==== Input for this task ====
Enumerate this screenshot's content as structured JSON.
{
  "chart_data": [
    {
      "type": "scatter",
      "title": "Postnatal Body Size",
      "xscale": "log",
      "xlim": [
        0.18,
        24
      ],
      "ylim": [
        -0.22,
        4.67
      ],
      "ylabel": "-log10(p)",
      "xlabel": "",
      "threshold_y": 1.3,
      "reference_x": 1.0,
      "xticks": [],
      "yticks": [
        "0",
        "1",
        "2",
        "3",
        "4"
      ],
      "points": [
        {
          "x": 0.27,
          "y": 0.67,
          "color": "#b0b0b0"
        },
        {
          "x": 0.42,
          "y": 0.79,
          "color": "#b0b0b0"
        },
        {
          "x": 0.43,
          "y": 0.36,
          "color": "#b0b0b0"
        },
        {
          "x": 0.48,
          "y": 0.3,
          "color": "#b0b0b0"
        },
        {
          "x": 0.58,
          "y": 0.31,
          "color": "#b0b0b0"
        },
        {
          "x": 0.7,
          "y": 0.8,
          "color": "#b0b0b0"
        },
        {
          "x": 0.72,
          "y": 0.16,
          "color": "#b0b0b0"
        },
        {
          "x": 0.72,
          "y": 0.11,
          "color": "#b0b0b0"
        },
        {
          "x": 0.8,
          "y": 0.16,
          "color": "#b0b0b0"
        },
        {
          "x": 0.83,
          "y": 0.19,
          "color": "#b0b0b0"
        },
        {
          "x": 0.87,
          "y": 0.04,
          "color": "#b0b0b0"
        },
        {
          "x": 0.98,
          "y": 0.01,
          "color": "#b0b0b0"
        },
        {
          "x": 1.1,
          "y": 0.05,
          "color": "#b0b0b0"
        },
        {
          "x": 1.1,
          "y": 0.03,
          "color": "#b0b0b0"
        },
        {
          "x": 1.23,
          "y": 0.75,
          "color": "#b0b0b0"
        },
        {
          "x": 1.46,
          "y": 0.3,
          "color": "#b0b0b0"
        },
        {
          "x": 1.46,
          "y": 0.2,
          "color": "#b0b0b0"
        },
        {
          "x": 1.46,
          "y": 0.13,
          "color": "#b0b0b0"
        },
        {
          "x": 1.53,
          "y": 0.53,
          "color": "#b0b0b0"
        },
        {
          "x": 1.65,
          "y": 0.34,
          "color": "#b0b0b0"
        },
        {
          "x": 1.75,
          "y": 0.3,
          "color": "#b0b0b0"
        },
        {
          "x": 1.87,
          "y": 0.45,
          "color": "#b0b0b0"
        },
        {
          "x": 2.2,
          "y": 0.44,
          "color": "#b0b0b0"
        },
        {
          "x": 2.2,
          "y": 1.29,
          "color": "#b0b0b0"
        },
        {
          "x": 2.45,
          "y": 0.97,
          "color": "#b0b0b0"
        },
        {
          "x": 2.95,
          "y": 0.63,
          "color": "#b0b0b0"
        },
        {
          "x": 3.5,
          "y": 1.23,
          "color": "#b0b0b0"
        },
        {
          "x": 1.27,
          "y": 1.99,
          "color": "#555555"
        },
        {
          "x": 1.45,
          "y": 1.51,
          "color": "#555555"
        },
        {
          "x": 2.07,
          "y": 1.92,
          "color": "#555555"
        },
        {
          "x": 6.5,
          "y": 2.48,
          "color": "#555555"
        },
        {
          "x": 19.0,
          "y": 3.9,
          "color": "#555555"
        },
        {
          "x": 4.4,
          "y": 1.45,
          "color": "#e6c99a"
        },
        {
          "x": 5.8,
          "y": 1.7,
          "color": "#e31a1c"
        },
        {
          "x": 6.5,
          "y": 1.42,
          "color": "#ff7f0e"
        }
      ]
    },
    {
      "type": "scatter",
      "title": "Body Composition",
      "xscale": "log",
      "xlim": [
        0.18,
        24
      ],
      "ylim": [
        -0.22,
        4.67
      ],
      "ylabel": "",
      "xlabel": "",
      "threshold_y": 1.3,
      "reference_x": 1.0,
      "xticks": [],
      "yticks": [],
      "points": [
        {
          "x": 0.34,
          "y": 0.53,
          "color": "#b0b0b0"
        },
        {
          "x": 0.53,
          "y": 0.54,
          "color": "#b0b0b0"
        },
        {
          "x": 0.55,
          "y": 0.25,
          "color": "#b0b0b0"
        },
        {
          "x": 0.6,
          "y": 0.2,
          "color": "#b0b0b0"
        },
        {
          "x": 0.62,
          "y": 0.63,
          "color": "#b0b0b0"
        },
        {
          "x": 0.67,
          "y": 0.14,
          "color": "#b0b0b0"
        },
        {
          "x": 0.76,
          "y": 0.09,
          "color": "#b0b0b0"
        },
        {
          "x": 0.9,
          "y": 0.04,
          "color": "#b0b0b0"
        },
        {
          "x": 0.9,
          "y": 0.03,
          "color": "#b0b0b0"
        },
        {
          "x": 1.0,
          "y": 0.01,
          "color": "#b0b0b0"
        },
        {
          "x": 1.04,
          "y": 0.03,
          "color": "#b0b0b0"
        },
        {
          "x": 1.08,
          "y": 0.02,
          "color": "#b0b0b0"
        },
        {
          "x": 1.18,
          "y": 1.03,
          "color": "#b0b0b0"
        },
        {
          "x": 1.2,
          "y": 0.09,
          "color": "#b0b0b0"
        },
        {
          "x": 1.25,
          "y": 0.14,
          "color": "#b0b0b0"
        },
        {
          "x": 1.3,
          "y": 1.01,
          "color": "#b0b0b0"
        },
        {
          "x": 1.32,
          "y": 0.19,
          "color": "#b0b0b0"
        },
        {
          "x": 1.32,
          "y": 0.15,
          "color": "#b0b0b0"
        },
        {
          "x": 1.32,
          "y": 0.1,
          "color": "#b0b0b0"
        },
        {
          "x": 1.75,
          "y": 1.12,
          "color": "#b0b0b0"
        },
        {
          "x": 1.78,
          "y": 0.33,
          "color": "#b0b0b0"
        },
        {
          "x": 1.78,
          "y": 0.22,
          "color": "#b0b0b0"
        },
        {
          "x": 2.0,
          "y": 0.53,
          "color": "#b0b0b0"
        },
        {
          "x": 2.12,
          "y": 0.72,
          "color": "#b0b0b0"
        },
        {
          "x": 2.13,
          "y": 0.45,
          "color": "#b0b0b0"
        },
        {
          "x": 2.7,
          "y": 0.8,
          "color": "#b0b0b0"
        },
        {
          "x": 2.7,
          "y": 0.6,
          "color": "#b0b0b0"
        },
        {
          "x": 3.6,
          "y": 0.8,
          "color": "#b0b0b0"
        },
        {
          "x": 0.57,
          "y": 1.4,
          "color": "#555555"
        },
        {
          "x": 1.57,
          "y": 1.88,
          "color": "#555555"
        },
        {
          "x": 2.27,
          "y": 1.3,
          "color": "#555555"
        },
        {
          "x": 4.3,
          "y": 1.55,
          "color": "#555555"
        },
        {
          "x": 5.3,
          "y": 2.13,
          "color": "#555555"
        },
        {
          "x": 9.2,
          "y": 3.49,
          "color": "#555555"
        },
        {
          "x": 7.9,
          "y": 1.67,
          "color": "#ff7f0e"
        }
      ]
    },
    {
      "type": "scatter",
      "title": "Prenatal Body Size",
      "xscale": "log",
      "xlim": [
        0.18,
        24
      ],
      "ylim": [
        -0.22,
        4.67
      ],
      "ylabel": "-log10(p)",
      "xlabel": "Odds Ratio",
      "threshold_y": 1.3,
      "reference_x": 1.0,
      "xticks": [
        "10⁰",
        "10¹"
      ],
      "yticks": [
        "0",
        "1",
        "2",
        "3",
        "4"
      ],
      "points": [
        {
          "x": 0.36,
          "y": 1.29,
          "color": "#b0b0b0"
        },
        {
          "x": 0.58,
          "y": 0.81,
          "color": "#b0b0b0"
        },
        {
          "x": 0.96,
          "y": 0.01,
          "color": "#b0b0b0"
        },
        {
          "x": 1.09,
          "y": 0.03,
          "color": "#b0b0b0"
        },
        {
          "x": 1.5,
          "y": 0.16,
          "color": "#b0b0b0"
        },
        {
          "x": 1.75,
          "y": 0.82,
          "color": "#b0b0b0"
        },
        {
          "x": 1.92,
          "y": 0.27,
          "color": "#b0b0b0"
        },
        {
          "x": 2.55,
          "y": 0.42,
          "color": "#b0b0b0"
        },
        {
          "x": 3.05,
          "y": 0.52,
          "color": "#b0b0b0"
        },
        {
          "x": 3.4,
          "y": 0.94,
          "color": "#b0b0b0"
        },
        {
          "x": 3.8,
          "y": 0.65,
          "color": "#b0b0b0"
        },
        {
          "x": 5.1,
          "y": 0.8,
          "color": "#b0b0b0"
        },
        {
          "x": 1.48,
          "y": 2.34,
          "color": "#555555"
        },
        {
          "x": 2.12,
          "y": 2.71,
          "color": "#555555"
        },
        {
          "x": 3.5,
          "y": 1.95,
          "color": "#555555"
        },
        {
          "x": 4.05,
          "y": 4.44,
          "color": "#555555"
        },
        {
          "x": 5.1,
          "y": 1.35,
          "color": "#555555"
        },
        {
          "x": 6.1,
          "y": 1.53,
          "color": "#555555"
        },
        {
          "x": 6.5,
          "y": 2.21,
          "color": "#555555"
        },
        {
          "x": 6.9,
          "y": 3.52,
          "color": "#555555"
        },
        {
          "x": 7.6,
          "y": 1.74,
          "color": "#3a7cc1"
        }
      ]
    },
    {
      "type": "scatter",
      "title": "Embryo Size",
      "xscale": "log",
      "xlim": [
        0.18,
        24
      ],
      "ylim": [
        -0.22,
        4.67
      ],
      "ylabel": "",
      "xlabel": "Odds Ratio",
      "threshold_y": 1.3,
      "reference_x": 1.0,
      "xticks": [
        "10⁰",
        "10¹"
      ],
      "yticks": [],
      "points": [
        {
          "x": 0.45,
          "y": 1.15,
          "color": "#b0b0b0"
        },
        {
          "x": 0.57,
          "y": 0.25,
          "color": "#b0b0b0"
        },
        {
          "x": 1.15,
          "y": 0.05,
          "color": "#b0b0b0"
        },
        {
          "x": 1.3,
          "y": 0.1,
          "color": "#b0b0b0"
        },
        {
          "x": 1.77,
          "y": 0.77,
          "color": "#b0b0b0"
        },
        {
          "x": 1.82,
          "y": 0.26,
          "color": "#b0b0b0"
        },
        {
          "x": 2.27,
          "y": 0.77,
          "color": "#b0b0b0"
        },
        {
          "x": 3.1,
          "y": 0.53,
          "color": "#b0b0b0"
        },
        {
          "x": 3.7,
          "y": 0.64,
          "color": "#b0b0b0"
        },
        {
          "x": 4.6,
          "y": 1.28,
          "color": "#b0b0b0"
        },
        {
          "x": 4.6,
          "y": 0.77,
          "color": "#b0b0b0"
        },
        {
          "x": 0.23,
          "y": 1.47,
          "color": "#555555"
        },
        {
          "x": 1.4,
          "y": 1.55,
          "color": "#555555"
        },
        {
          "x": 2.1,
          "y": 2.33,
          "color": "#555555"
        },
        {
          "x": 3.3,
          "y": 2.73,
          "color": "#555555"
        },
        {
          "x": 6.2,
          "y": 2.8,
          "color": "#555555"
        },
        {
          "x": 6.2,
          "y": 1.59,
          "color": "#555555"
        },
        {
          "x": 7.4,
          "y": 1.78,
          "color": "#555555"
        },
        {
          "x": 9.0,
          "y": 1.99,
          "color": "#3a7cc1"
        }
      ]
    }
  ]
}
====
* Written exercise: Report the number of lines in the listing where the string "title" appears, and nothing besides.

* Correct result: 4